Nous avons construit une société qui tient sur deux piliers : la consommation et le divertissement. C’est la solution que nous avons trouvé pour traiter au mieux notre insatisfaction, nous fuyant nous-mêmes toujours plus.
Face à cette scène psychologique et économique, il convient de se demander : quel sens a tout ceci ? Jusqu'à quand allons-nous continuer à repousser ce qui est inévitable ? Si en tant que directeur général, vous développez ce type de réflexions philosophiques, sachez que vous n’êtes pas seul. Vous faites partie d'une faible minorité d'exécutifs responsables qui se sont rendus compte qu'il est temps de changer.
Et non pour des raisons morales, mais pour des questions économiques ! Ce qui est en jeu est la survie de l'organisation que vous conduisez.
Nous assistons à l’émergence d’un " nouveau paradigme économique" basé sur les dernières connaissances scientifiques concernant la nature de la réalité et des êtres humains qui la compose. Cette nouvelle manière de comprendre la vie est le "post-matérialisme". Elle propose la vision d’un monde composé d'une part matérielle et d’une autre part immatérielle et qui promeut l'équilibre entre ce que nous avons et ce que nous sommes.
Cette analyse intégratrice propose à l’entreprise d’aligner son légitime souci de profit avec le bien-être de ses travailleurs et le respect de l'environnement. Il encourage aussi les organisations à créer une richesse réelle pour la société, en cessant de voir l'argent comme un objectif en lui-même pour le concevoir comme le résultat de cette contribution.

• _À FAIRE_
- 1) Répondez aux questions suivantes sur le texte consacré au post-matérialisme.
(a) Sur quels deux piliers repose la société que nous avons construite ?
(b) Quel nom est donné à la nouvelle manière de comprendre la vie ?
(c) Avec quoi l'entreprise est-elle invitée à aligner son légitime souci de profit ?
- 2) Reprenez le passage du texte consacré au post-matérialisme qui s'ouvre sur les mots contenant « Et non pour » et se ferme sur « que nous sommes. », en remplaçant « paradigme » par « modèle ».
- 3) Dans le texte consacré au post-matérialisme, relevez tout ce que l'analyse intégratrice propose à l'entreprise d'aligner.

[Matériel source]
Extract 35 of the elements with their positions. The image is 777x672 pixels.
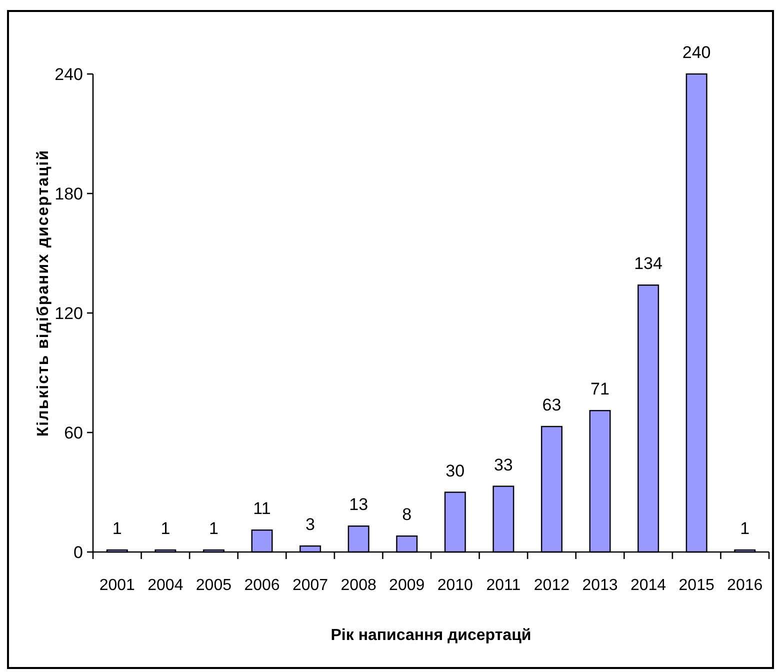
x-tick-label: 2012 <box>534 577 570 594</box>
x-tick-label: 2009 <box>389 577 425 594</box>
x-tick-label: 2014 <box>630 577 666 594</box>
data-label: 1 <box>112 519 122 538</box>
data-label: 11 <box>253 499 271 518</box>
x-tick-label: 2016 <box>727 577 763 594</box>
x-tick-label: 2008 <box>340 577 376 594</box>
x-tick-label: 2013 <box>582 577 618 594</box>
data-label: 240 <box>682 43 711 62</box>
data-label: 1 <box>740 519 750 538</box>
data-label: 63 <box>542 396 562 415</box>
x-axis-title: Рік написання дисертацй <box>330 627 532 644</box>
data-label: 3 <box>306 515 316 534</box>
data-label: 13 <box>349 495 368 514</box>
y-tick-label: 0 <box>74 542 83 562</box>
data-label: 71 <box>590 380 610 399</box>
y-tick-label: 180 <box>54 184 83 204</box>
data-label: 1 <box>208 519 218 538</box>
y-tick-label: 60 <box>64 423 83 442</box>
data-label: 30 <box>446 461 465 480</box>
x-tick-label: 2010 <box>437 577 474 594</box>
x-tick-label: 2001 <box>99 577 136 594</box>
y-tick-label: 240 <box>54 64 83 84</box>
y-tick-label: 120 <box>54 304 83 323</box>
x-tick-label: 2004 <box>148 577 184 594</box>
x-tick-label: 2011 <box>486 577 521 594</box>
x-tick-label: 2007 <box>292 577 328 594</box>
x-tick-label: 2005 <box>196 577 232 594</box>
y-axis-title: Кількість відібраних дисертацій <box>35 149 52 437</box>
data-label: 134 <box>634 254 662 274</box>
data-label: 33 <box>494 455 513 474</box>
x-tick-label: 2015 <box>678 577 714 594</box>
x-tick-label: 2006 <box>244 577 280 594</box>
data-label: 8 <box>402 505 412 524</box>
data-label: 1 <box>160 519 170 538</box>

• _RÉPONSES_
- 1)
(a) La consommation et le divertissement.
(b) Le post-matérialisme.
(c) Avec le bien-être de ses travailleurs et le respect de l'environnement.

- 2)
Et non pour des raisons morales, mais pour des questions économiques ! Ce qui est en jeu est la survie de l'organisation que vous conduisez.
Nous assistons à l’émergence d’un " nouveau modèle économique" basé sur les dernières connaissances scientifiques concernant la nature de la réalité et des êtres humains qui la compose. Cette nouvelle manière de comprendre la vie est le "post-matérialisme". Elle propose la vision d’un monde composé d'une part matérielle et d’une autre part immatérielle et qui promeut l'équilibre entre ce que nous avons et ce que nous sommes.

- 3)
- son légitime souci de profit
- le bien-être de ses travailleurs
- le respect de l'environnement